(Goal of the exercise): Pick every line with "Pride" from the material below.

(Rows):
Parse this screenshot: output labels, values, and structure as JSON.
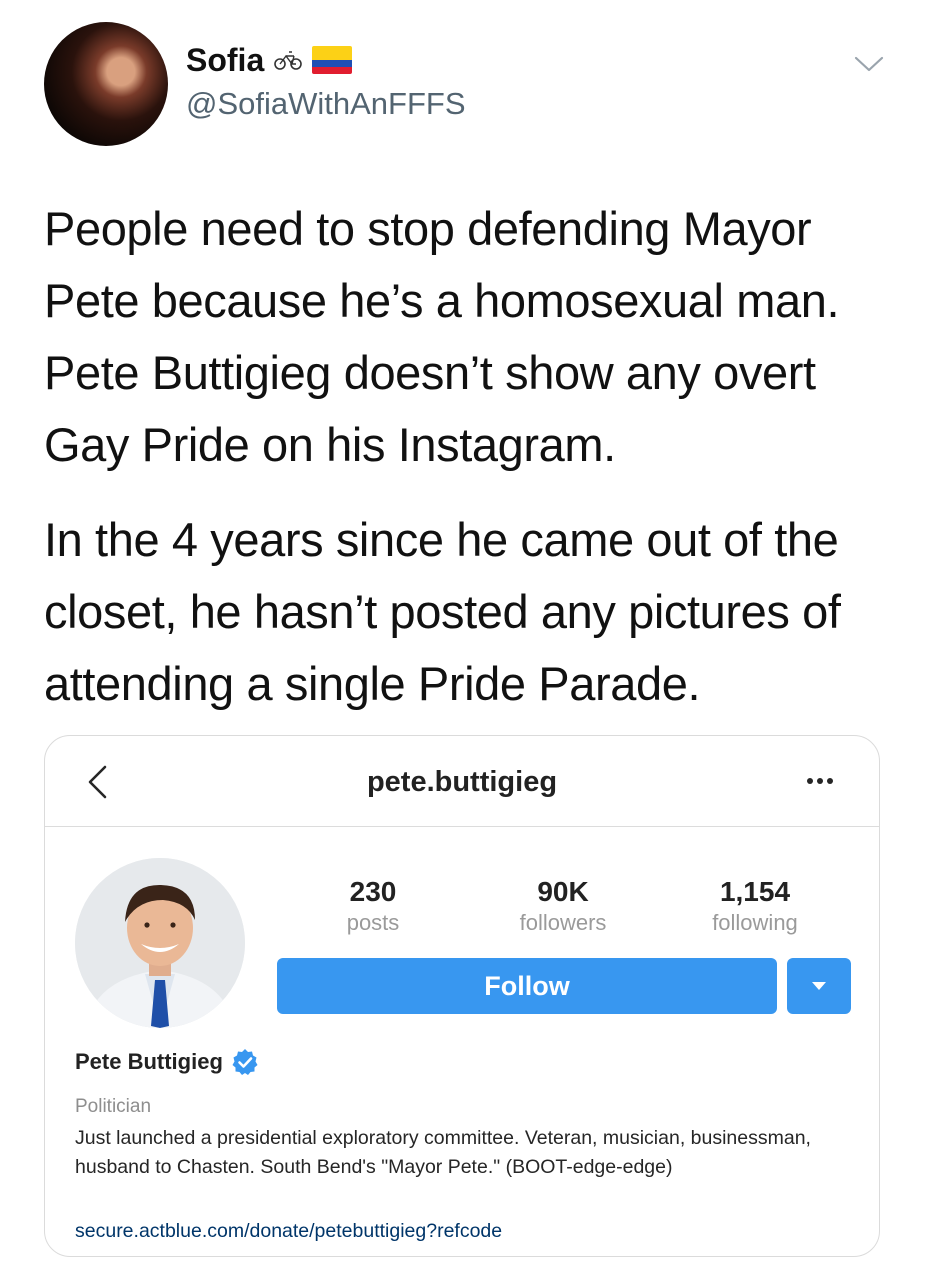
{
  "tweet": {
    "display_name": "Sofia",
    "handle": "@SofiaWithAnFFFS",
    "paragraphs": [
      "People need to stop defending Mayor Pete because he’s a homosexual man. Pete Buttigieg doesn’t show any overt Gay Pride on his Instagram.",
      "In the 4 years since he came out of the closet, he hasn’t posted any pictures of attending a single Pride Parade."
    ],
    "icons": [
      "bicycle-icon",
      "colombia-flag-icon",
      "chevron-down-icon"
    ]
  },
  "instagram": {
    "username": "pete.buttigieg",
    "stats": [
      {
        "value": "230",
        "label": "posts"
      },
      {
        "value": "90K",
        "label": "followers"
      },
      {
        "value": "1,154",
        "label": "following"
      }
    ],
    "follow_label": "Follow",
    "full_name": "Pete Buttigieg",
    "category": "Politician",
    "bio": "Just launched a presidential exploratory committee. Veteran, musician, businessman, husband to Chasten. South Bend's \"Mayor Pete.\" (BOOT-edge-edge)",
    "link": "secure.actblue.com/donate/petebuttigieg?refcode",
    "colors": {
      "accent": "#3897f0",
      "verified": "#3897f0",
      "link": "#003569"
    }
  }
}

(Output for this exercise):
      "People need to stop defending Mayor Pete because he’s a homosexual man. Pete Buttigieg doesn’t show any overt Gay Pride on his Instagram.",
      "In the 4 years since he came out of the closet, he hasn’t posted any pictures of attending a single Pride Parade."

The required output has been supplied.